WHAT YOU HAVE TO DO:
Go through the listing and copy every line word for word.

Collection entries
____
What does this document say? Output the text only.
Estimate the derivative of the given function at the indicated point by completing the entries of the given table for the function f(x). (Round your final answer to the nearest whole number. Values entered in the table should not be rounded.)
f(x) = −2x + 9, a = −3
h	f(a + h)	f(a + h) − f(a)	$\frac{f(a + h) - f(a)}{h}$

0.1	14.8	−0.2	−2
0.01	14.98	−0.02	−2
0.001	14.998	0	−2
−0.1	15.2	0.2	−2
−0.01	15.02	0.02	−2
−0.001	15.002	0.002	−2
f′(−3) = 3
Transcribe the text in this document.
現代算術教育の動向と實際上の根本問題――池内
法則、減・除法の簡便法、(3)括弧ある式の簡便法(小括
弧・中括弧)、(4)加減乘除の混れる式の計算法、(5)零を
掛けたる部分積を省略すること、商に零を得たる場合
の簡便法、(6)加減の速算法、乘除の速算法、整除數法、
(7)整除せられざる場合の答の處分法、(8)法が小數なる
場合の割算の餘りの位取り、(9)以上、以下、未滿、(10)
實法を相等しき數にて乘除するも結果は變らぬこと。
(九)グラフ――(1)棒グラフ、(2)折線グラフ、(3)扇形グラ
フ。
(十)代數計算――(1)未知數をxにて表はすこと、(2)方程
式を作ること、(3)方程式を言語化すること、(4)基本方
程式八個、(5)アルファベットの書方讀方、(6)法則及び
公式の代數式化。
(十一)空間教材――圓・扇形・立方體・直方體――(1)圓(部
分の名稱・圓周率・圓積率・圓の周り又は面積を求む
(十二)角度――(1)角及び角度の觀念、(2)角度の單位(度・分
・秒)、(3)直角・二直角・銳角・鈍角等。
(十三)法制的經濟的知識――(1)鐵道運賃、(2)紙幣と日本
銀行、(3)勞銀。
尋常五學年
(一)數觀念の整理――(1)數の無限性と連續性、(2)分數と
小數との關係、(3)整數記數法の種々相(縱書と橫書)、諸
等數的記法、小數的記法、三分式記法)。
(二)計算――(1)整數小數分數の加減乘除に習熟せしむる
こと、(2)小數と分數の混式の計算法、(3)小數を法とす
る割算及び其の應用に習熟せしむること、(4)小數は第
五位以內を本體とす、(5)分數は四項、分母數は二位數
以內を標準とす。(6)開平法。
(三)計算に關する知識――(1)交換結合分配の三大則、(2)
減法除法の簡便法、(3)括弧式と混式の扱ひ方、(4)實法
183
____
REPLY:
What does this document say? Output the text only.
Estimate the derivative of the given function at the indicated point by completing the entries of the given table for the function f(x). (Round your final answer to the nearest whole number. Values entered in the table should not be rounded.)
f(x) = −2x + 9, a = −3
h	f(a + h)	f(a + h) − f(a)	$\frac{f(a + h) - f(a)}{h}$

0.1	14.8	−0.2	−2
0.01	14.98	−0.02	−2
0.001	14.998	0	−2
−0.1	15.2	0.2	−2
−0.01	15.02	0.02	−2
−0.001	15.002	0.002	−2
f′(−3) = 3
Transcribe the text in this document.
現代算術教育の動向と實際上の根本問題――池内
法則、減・除法の簡便法、(3)括弧ある式の簡便法(小括
弧・中括弧)、(4)加減乘除の混れる式の計算法、(5)零を
掛けたる部分積を省略すること、商に零を得たる場合
の簡便法、(6)加減の速算法、乘除の速算法、整除數法、
(7)整除せられざる場合の答の處分法、(8)法が小數なる
場合の割算の餘りの位取り、(9)以上、以下、未滿、(10)
實法を相等しき數にて乘除するも結果は變らぬこと。
(九)グラフ――(1)棒グラフ、(2)折線グラフ、(3)扇形グラ
フ。
(十)代數計算――(1)未知數をxにて表はすこと、(2)方程
式を作ること、(3)方程式を言語化すること、(4)基本方
程式八個、(5)アルファベットの書方讀方、(6)法則及び
公式の代數式化。
(十一)空間教材――圓・扇形・立方體・直方體――(1)圓(部
分の名稱・圓周率・圓積率・圓の周り又は面積を求む
(十二)角度――(1)角及び角度の觀念、(2)角度の單位(度・分
・秒)、(3)直角・二直角・銳角・鈍角等。
(十三)法制的經濟的知識――(1)鐵道運賃、(2)紙幣と日本
銀行、(3)勞銀。
尋常五學年
(一)數觀念の整理――(1)數の無限性と連續性、(2)分數と
小數との關係、(3)整數記數法の種々相(縱書と橫書)、諸
等數的記法、小數的記法、三分式記法)。
(二)計算――(1)整數小數分數の加減乘除に習熟せしむる
こと、(2)小數と分數の混式の計算法、(3)小數を法とす
る割算及び其の應用に習熟せしむること、(4)小數は第
五位以內を本體とす、(5)分數は四項、分母數は二位數
以內を標準とす。(6)開平法。
(三)計算に關する知識――(1)交換結合分配の三大則、(2)
減法除法の簡便法、(3)括弧式と混式の扱ひ方、(4)實法
183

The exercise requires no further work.